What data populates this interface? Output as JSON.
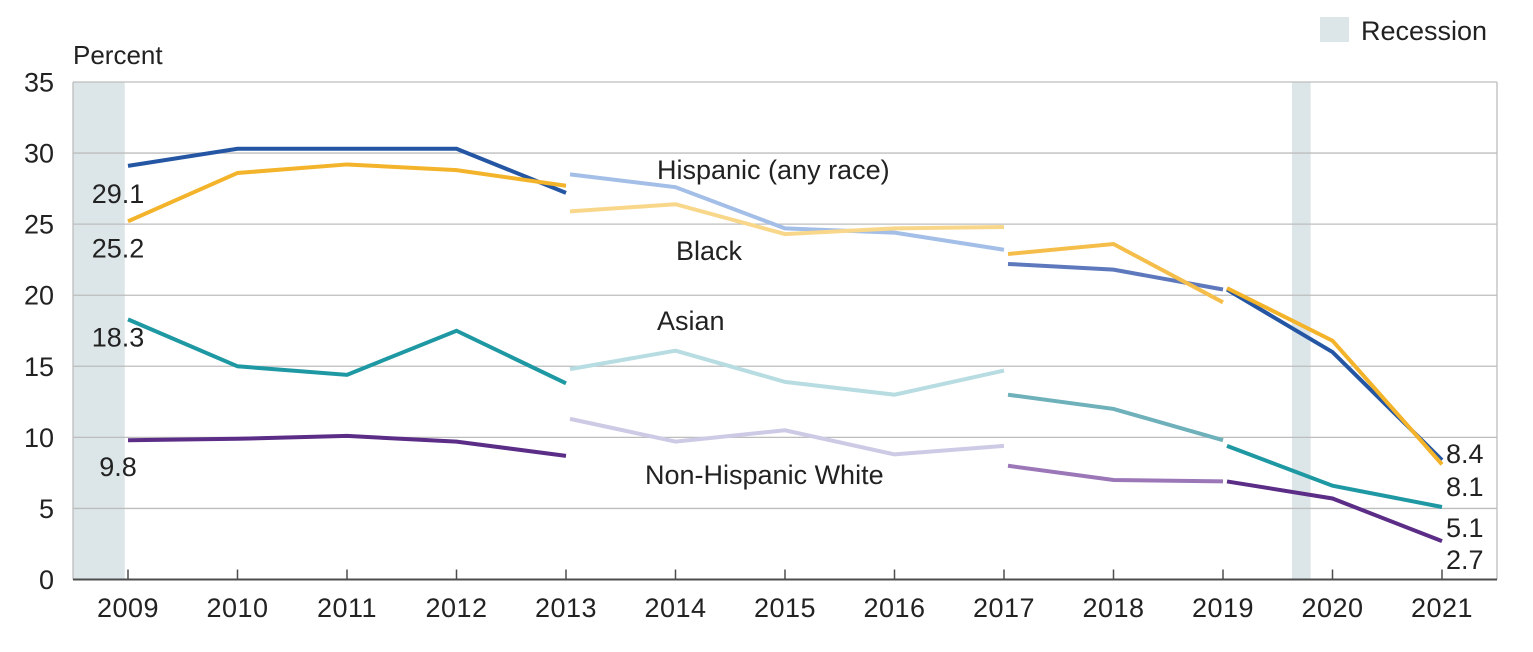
{
  "figure": {
    "y_axis_title": "Percent",
    "legend": {
      "label": "Recession",
      "swatch_color": "#DCE5E7"
    },
    "x_ticks": [
      "2009",
      "2010",
      "2011",
      "2012",
      "2013",
      "2014",
      "2015",
      "2016",
      "2017",
      "2018",
      "2019",
      "2020",
      "2021"
    ],
    "y_ticks": [
      "0",
      "5",
      "10",
      "15",
      "20",
      "25",
      "30",
      "35"
    ]
  },
  "chart_data": {
    "type": "line",
    "title": "",
    "xlabel": "",
    "ylabel": "Percent",
    "ylim": [
      0,
      35
    ],
    "ytick_step": 5,
    "grid": true,
    "legend_position": "top-right",
    "x": [
      2009,
      2010,
      2011,
      2012,
      2013,
      2014,
      2015,
      2016,
      2017,
      2018,
      2019,
      2020,
      2021
    ],
    "recession_bands_years": [
      [
        2008.5,
        2008.97
      ],
      [
        2019.63,
        2019.8
      ]
    ],
    "series": [
      {
        "key": "hispanic",
        "name": "Hispanic (any race)",
        "first_value_label": "29.1",
        "last_value_label": "8.4",
        "colors": {
          "dark": "#2456A3",
          "light": "#A3BEE7",
          "medium": "#5D78BC"
        },
        "segments": [
          {
            "shade": "dark",
            "years": [
              2009,
              2010,
              2011,
              2012,
              2013
            ],
            "values": [
              29.1,
              30.3,
              30.3,
              30.3,
              27.2
            ]
          },
          {
            "shade": "light",
            "years": [
              2013,
              2014,
              2015,
              2016,
              2017
            ],
            "values": [
              28.5,
              27.6,
              24.7,
              24.4,
              23.2
            ]
          },
          {
            "shade": "medium",
            "years": [
              2017,
              2018,
              2019
            ],
            "values": [
              22.2,
              21.8,
              20.4
            ]
          },
          {
            "shade": "dark",
            "years": [
              2019,
              2020,
              2021
            ],
            "values": [
              20.4,
              16.0,
              8.4
            ]
          }
        ]
      },
      {
        "key": "black",
        "name": "Black",
        "first_value_label": "25.2",
        "last_value_label": "8.1",
        "colors": {
          "dark": "#F3B32A",
          "light": "#F8D78A",
          "medium": "#F5BE4B"
        },
        "segments": [
          {
            "shade": "dark",
            "years": [
              2009,
              2010,
              2011,
              2012,
              2013
            ],
            "values": [
              25.2,
              28.6,
              29.2,
              28.8,
              27.7
            ]
          },
          {
            "shade": "light",
            "years": [
              2013,
              2014,
              2015,
              2016,
              2017
            ],
            "values": [
              25.9,
              26.4,
              24.3,
              24.7,
              24.8
            ]
          },
          {
            "shade": "medium",
            "years": [
              2017,
              2018,
              2019
            ],
            "values": [
              22.9,
              23.6,
              19.5
            ]
          },
          {
            "shade": "dark",
            "years": [
              2019,
              2020,
              2021
            ],
            "values": [
              20.5,
              16.8,
              8.1
            ]
          }
        ]
      },
      {
        "key": "asian",
        "name": "Asian",
        "first_value_label": "18.3",
        "last_value_label": "5.1",
        "colors": {
          "dark": "#1E98A2",
          "light": "#B7DCE1",
          "medium": "#6FB1BB"
        },
        "segments": [
          {
            "shade": "dark",
            "years": [
              2009,
              2010,
              2011,
              2012,
              2013
            ],
            "values": [
              18.3,
              15.0,
              14.4,
              17.5,
              13.8
            ]
          },
          {
            "shade": "light",
            "years": [
              2013,
              2014,
              2015,
              2016,
              2017
            ],
            "values": [
              14.8,
              16.1,
              13.9,
              13.0,
              14.7
            ]
          },
          {
            "shade": "medium",
            "years": [
              2017,
              2018,
              2019
            ],
            "values": [
              13.0,
              12.0,
              9.8
            ]
          },
          {
            "shade": "dark",
            "years": [
              2019,
              2020,
              2021
            ],
            "values": [
              9.4,
              6.6,
              5.1
            ]
          }
        ]
      },
      {
        "key": "non-hispanic-white",
        "name": "Non-Hispanic White",
        "first_value_label": "9.8",
        "last_value_label": "2.7",
        "colors": {
          "dark": "#5B2D87",
          "light": "#CCCAE5",
          "medium": "#9B77B8"
        },
        "segments": [
          {
            "shade": "dark",
            "years": [
              2009,
              2010,
              2011,
              2012,
              2013
            ],
            "values": [
              9.8,
              9.9,
              10.1,
              9.7,
              8.7
            ]
          },
          {
            "shade": "light",
            "years": [
              2013,
              2014,
              2015,
              2016,
              2017
            ],
            "values": [
              11.3,
              9.7,
              10.5,
              8.8,
              9.4
            ]
          },
          {
            "shade": "medium",
            "years": [
              2017,
              2018,
              2019
            ],
            "values": [
              8.0,
              7.0,
              6.9
            ]
          },
          {
            "shade": "dark",
            "years": [
              2019,
              2020,
              2021
            ],
            "values": [
              6.9,
              5.7,
              2.7
            ]
          }
        ]
      }
    ]
  }
}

TO BE DONE -
The records shown above are to be repeated exactly, with the pictures left out.

ANSWER TO THE EXERCISE -
What data populates this interface? Output as JSON.
{
  "figure": {
    "y_axis_title": "Percent",
    "legend": {
      "label": "Recession",
      "swatch_color": "#DCE5E7"
    },
    "x_ticks": [
      "2009",
      "2010",
      "2011",
      "2012",
      "2013",
      "2014",
      "2015",
      "2016",
      "2017",
      "2018",
      "2019",
      "2020",
      "2021"
    ],
    "y_ticks": [
      "0",
      "5",
      "10",
      "15",
      "20",
      "25",
      "30",
      "35"
    ]
  },
  "chart_data": {
    "type": "line",
    "title": "",
    "xlabel": "",
    "ylabel": "Percent",
    "ylim": [
      0,
      35
    ],
    "ytick_step": 5,
    "grid": true,
    "legend_position": "top-right",
    "x": [
      2009,
      2010,
      2011,
      2012,
      2013,
      2014,
      2015,
      2016,
      2017,
      2018,
      2019,
      2020,
      2021
    ],
    "recession_bands_years": [
      [
        2008.5,
        2008.97
      ],
      [
        2019.63,
        2019.8
      ]
    ],
    "series": [
      {
        "key": "hispanic",
        "name": "Hispanic (any race)",
        "first_value_label": "29.1",
        "last_value_label": "8.4",
        "colors": {
          "dark": "#2456A3",
          "light": "#A3BEE7",
          "medium": "#5D78BC"
        },
        "segments": [
          {
            "shade": "dark",
            "years": [
              2009,
              2010,
              2011,
              2012,
              2013
            ],
            "values": [
              29.1,
              30.3,
              30.3,
              30.3,
              27.2
            ]
          },
          {
            "shade": "light",
            "years": [
              2013,
              2014,
              2015,
              2016,
              2017
            ],
            "values": [
              28.5,
              27.6,
              24.7,
              24.4,
              23.2
            ]
          },
          {
            "shade": "medium",
            "years": [
              2017,
              2018,
              2019
            ],
            "values": [
              22.2,
              21.8,
              20.4
            ]
          },
          {
            "shade": "dark",
            "years": [
              2019,
              2020,
              2021
            ],
            "values": [
              20.4,
              16.0,
              8.4
            ]
          }
        ]
      },
      {
        "key": "black",
        "name": "Black",
        "first_value_label": "25.2",
        "last_value_label": "8.1",
        "colors": {
          "dark": "#F3B32A",
          "light": "#F8D78A",
          "medium": "#F5BE4B"
        },
        "segments": [
          {
            "shade": "dark",
            "years": [
              2009,
              2010,
              2011,
              2012,
              2013
            ],
            "values": [
              25.2,
              28.6,
              29.2,
              28.8,
              27.7
            ]
          },
          {
            "shade": "light",
            "years": [
              2013,
              2014,
              2015,
              2016,
              2017
            ],
            "values": [
              25.9,
              26.4,
              24.3,
              24.7,
              24.8
            ]
          },
          {
            "shade": "medium",
            "years": [
              2017,
              2018,
              2019
            ],
            "values": [
              22.9,
              23.6,
              19.5
            ]
          },
          {
            "shade": "dark",
            "years": [
              2019,
              2020,
              2021
            ],
            "values": [
              20.5,
              16.8,
              8.1
            ]
          }
        ]
      },
      {
        "key": "asian",
        "name": "Asian",
        "first_value_label": "18.3",
        "last_value_label": "5.1",
        "colors": {
          "dark": "#1E98A2",
          "light": "#B7DCE1",
          "medium": "#6FB1BB"
        },
        "segments": [
          {
            "shade": "dark",
            "years": [
              2009,
              2010,
              2011,
              2012,
              2013
            ],
            "values": [
              18.3,
              15.0,
              14.4,
              17.5,
              13.8
            ]
          },
          {
            "shade": "light",
            "years": [
              2013,
              2014,
              2015,
              2016,
              2017
            ],
            "values": [
              14.8,
              16.1,
              13.9,
              13.0,
              14.7
            ]
          },
          {
            "shade": "medium",
            "years": [
              2017,
              2018,
              2019
            ],
            "values": [
              13.0,
              12.0,
              9.8
            ]
          },
          {
            "shade": "dark",
            "years": [
              2019,
              2020,
              2021
            ],
            "values": [
              9.4,
              6.6,
              5.1
            ]
          }
        ]
      },
      {
        "key": "non-hispanic-white",
        "name": "Non-Hispanic White",
        "first_value_label": "9.8",
        "last_value_label": "2.7",
        "colors": {
          "dark": "#5B2D87",
          "light": "#CCCAE5",
          "medium": "#9B77B8"
        },
        "segments": [
          {
            "shade": "dark",
            "years": [
              2009,
              2010,
              2011,
              2012,
              2013
            ],
            "values": [
              9.8,
              9.9,
              10.1,
              9.7,
              8.7
            ]
          },
          {
            "shade": "light",
            "years": [
              2013,
              2014,
              2015,
              2016,
              2017
            ],
            "values": [
              11.3,
              9.7,
              10.5,
              8.8,
              9.4
            ]
          },
          {
            "shade": "medium",
            "years": [
              2017,
              2018,
              2019
            ],
            "values": [
              8.0,
              7.0,
              6.9
            ]
          },
          {
            "shade": "dark",
            "years": [
              2019,
              2020,
              2021
            ],
            "values": [
              6.9,
              5.7,
              2.7
            ]
          }
        ]
      }
    ]
  }
}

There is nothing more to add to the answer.